[Begin Provided data]
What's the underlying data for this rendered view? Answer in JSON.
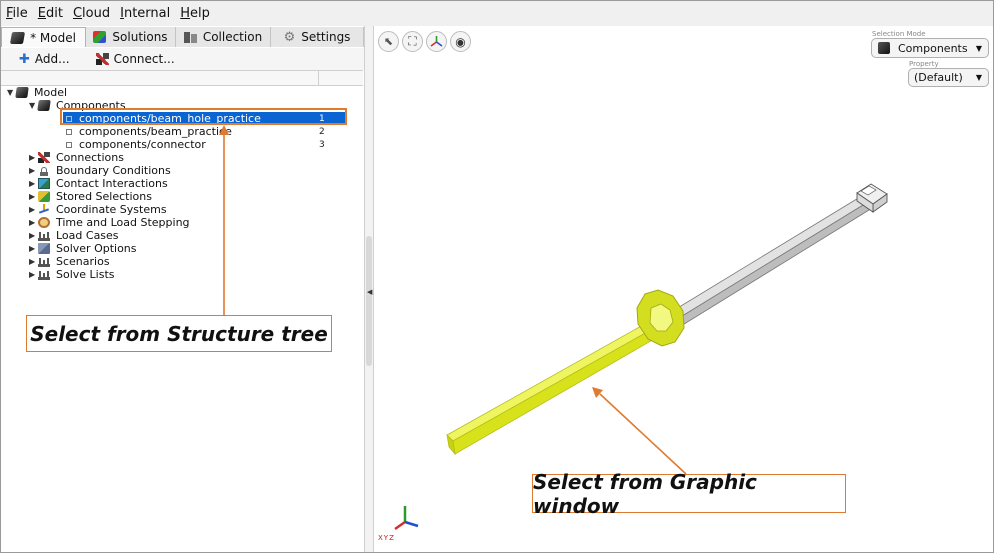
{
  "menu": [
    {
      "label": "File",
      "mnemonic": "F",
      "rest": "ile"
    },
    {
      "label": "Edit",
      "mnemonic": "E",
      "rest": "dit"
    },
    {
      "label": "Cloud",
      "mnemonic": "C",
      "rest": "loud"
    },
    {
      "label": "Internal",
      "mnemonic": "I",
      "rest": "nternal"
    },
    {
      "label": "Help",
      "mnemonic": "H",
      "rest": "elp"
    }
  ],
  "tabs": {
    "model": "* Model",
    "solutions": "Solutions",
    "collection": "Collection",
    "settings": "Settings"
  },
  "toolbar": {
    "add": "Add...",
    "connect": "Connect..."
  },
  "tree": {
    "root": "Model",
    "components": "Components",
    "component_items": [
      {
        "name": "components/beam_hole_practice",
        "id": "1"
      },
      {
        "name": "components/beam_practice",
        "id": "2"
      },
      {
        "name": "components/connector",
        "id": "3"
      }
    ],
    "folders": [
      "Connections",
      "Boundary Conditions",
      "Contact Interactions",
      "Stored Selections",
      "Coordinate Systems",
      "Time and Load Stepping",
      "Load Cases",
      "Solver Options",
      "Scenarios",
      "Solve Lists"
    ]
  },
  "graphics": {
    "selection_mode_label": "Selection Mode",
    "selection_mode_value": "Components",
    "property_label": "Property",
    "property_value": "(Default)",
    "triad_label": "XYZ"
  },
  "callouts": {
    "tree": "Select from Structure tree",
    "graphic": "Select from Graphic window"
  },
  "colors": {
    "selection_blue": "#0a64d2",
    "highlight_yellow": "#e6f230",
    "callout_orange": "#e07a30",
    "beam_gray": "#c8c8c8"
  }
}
[End Provided data]
[Begin Provided data]
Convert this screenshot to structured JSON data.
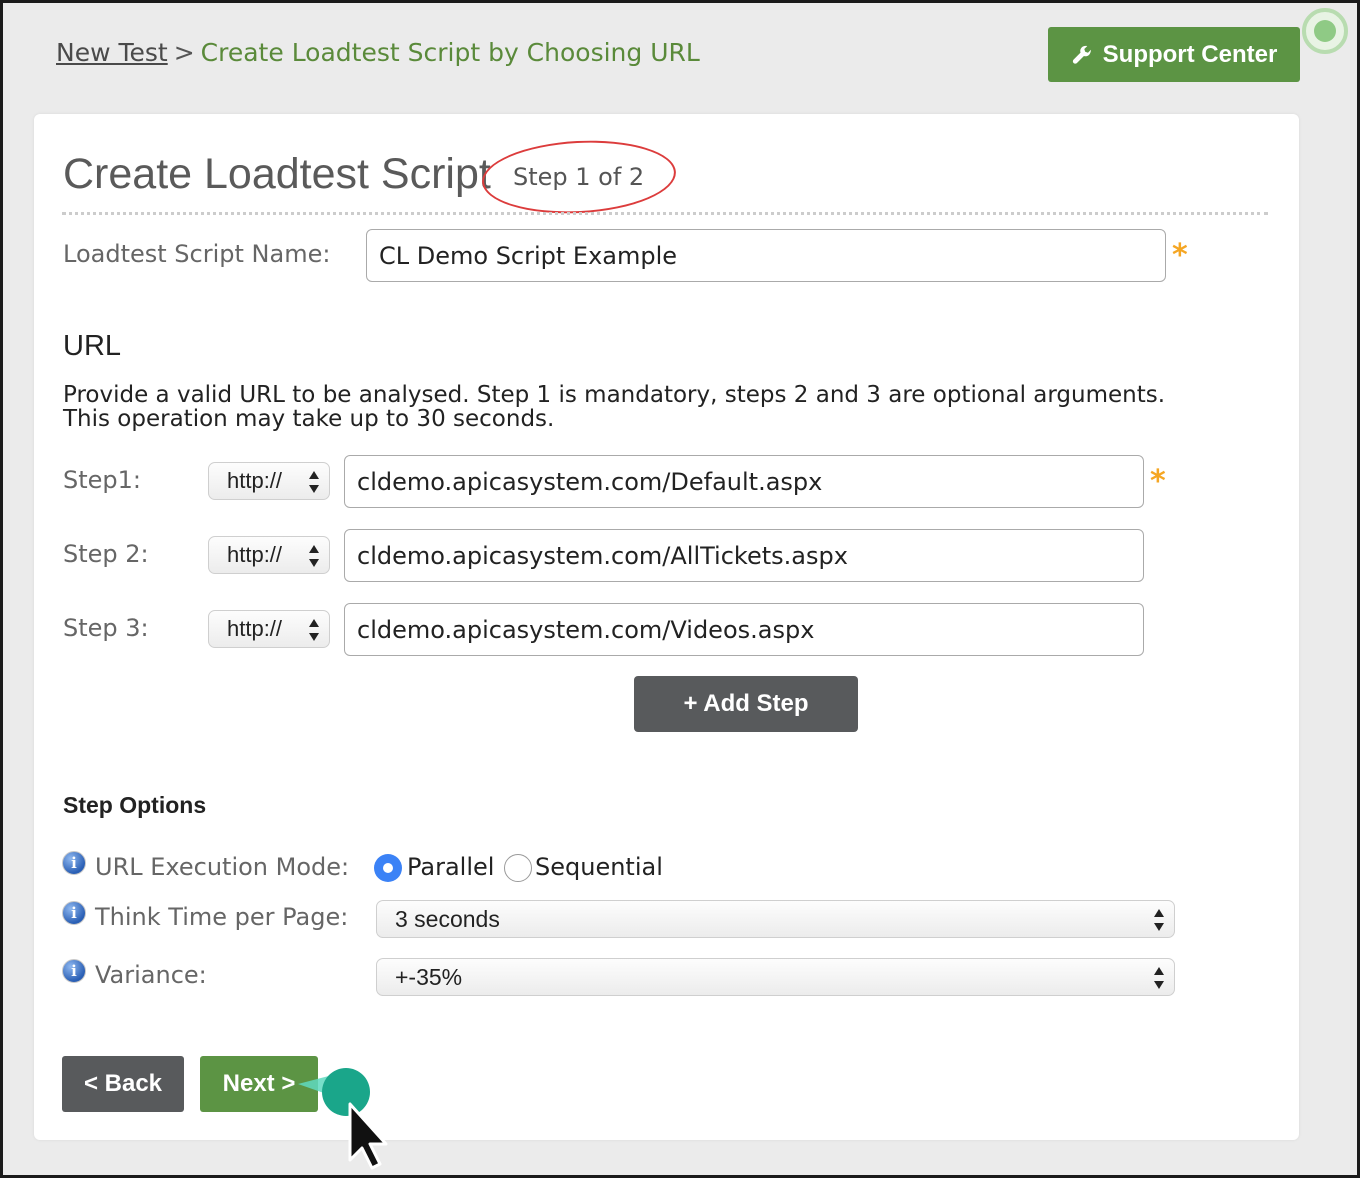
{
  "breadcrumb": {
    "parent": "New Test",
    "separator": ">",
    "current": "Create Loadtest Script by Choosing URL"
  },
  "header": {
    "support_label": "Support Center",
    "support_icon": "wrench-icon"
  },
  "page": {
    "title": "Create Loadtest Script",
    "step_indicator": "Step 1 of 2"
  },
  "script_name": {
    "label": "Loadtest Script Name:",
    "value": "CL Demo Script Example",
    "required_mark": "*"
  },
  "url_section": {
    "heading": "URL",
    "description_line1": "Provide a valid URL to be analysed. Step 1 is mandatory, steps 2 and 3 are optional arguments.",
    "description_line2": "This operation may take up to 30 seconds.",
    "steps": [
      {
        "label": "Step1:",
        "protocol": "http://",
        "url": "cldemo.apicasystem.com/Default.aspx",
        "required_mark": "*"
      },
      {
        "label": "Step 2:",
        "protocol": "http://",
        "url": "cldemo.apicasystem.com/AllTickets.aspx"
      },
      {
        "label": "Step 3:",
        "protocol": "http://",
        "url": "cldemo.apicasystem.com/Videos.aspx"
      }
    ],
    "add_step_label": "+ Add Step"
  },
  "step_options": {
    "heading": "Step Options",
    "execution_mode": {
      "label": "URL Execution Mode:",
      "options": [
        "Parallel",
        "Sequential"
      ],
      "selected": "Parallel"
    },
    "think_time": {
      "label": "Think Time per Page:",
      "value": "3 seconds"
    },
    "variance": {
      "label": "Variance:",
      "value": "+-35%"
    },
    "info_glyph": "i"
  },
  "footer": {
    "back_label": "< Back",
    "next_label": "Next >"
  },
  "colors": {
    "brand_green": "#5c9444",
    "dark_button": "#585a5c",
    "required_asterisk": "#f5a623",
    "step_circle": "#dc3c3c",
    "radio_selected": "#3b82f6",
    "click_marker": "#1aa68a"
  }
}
[End Provided data]
* _Given instruction_
In the material above, find each line that contains the word "Loadtest", and select it.

* _Correct answer_
    "current": "Create Loadtest Script by Choosing URL"
    "title": "Create Loadtest Script",
    "label": "Loadtest Script Name:",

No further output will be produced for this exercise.